(Dataset items)
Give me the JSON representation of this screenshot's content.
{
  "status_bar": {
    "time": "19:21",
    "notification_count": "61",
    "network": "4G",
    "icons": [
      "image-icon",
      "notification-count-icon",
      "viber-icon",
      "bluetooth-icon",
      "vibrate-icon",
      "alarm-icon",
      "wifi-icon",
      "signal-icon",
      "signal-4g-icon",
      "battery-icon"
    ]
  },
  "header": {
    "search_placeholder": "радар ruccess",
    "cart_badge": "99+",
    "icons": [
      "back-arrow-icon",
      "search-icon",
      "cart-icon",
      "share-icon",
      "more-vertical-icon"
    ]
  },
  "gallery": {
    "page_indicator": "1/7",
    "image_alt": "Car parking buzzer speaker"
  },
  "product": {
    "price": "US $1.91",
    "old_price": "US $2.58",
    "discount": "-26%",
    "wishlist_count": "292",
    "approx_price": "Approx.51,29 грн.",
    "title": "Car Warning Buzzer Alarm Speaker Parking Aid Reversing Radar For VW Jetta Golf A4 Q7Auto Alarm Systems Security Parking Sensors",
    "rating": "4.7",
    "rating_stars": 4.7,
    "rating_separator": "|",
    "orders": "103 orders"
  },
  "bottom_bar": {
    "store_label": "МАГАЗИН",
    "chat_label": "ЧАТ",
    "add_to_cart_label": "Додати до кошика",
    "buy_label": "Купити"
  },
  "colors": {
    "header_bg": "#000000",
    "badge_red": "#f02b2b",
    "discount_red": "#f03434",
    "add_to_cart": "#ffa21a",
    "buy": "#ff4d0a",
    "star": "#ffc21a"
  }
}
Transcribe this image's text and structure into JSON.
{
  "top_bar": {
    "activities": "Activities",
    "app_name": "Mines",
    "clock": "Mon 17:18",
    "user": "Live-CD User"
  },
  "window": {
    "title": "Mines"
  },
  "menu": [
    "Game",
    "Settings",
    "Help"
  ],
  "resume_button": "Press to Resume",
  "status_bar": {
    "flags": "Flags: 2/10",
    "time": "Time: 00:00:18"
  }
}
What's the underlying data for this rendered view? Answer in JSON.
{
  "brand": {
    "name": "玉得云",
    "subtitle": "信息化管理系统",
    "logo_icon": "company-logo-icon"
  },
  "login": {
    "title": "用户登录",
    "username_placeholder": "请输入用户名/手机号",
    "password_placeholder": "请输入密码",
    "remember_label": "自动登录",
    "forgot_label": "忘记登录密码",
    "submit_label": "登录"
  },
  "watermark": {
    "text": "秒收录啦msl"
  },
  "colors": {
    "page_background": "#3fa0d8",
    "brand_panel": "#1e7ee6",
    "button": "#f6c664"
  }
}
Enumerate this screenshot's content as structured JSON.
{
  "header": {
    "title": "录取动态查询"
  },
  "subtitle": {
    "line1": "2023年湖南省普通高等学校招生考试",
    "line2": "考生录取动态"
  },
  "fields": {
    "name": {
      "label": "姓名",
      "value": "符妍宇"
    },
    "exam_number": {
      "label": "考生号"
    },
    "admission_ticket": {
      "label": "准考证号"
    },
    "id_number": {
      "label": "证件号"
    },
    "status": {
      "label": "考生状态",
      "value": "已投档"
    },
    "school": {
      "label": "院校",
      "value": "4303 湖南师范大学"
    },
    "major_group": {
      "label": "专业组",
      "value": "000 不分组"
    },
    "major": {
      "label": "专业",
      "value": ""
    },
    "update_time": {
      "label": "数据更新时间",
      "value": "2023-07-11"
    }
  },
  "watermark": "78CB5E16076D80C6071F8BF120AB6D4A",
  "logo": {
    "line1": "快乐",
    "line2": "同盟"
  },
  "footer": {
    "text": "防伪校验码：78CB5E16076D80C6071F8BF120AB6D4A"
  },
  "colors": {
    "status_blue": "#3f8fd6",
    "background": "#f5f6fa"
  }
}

Written problem: Write out every line from the records above, word for word.

Result of the task:
Give me the JSON representation of this screenshot's content.
{
  "status_bar": {
    "time": "19:21",
    "notification_count": "61",
    "network": "4G",
    "icons": [
      "image-icon",
      "notification-count-icon",
      "viber-icon",
      "bluetooth-icon",
      "vibrate-icon",
      "alarm-icon",
      "wifi-icon",
      "signal-icon",
      "signal-4g-icon",
      "battery-icon"
    ]
  },
  "header": {
    "search_placeholder": "радар ruccess",
    "cart_badge": "99+",
    "icons": [
      "back-arrow-icon",
      "search-icon",
      "cart-icon",
      "share-icon",
      "more-vertical-icon"
    ]
  },
  "gallery": {
    "page_indicator": "1/7",
    "image_alt": "Car parking buzzer speaker"
  },
  "product": {
    "price": "US $1.91",
    "old_price": "US $2.58",
    "discount": "-26%",
    "wishlist_count": "292",
    "approx_price": "Approx.51,29 грн.",
    "title": "Car Warning Buzzer Alarm Speaker Parking Aid Reversing Radar For VW Jetta Golf A4 Q7Auto Alarm Systems Security Parking Sensors",
    "rating": "4.7",
    "rating_stars": 4.7,
    "rating_separator": "|",
    "orders": "103 orders"
  },
  "bottom_bar": {
    "store_label": "МАГАЗИН",
    "chat_label": "ЧАТ",
    "add_to_cart_label": "Додати до кошика",
    "buy_label": "Купити"
  },
  "colors": {
    "header_bg": "#000000",
    "badge_red": "#f02b2b",
    "discount_red": "#f03434",
    "add_to_cart": "#ffa21a",
    "buy": "#ff4d0a",
    "star": "#ffc21a"
  }
}
Transcribe this image's text and structure into JSON.
{
  "top_bar": {
    "activities": "Activities",
    "app_name": "Mines",
    "clock": "Mon 17:18",
    "user": "Live-CD User"
  },
  "window": {
    "title": "Mines"
  },
  "menu": [
    "Game",
    "Settings",
    "Help"
  ],
  "resume_button": "Press to Resume",
  "status_bar": {
    "flags": "Flags: 2/10",
    "time": "Time: 00:00:18"
  }
}
What's the underlying data for this rendered view? Answer in JSON.
{
  "brand": {
    "name": "玉得云",
    "subtitle": "信息化管理系统",
    "logo_icon": "company-logo-icon"
  },
  "login": {
    "title": "用户登录",
    "username_placeholder": "请输入用户名/手机号",
    "password_placeholder": "请输入密码",
    "remember_label": "自动登录",
    "forgot_label": "忘记登录密码",
    "submit_label": "登录"
  },
  "watermark": {
    "text": "秒收录啦msl"
  },
  "colors": {
    "page_background": "#3fa0d8",
    "brand_panel": "#1e7ee6",
    "button": "#f6c664"
  }
}
Enumerate this screenshot's content as structured JSON.
{
  "header": {
    "title": "录取动态查询"
  },
  "subtitle": {
    "line1": "2023年湖南省普通高等学校招生考试",
    "line2": "考生录取动态"
  },
  "fields": {
    "name": {
      "label": "姓名",
      "value": "符妍宇"
    },
    "exam_number": {
      "label": "考生号"
    },
    "admission_ticket": {
      "label": "准考证号"
    },
    "id_number": {
      "label": "证件号"
    },
    "status": {
      "label": "考生状态",
      "value": "已投档"
    },
    "school": {
      "label": "院校",
      "value": "4303 湖南师范大学"
    },
    "major_group": {
      "label": "专业组",
      "value": "000 不分组"
    },
    "major": {
      "label": "专业",
      "value": ""
    },
    "update_time": {
      "label": "数据更新时间",
      "value": "2023-07-11"
    }
  },
  "watermark": "78CB5E16076D80C6071F8BF120AB6D4A",
  "logo": {
    "line1": "快乐",
    "line2": "同盟"
  },
  "footer": {
    "text": "防伪校验码：78CB5E16076D80C6071F8BF120AB6D4A"
  },
  "colors": {
    "status_blue": "#3f8fd6",
    "background": "#f5f6fa"
  }
}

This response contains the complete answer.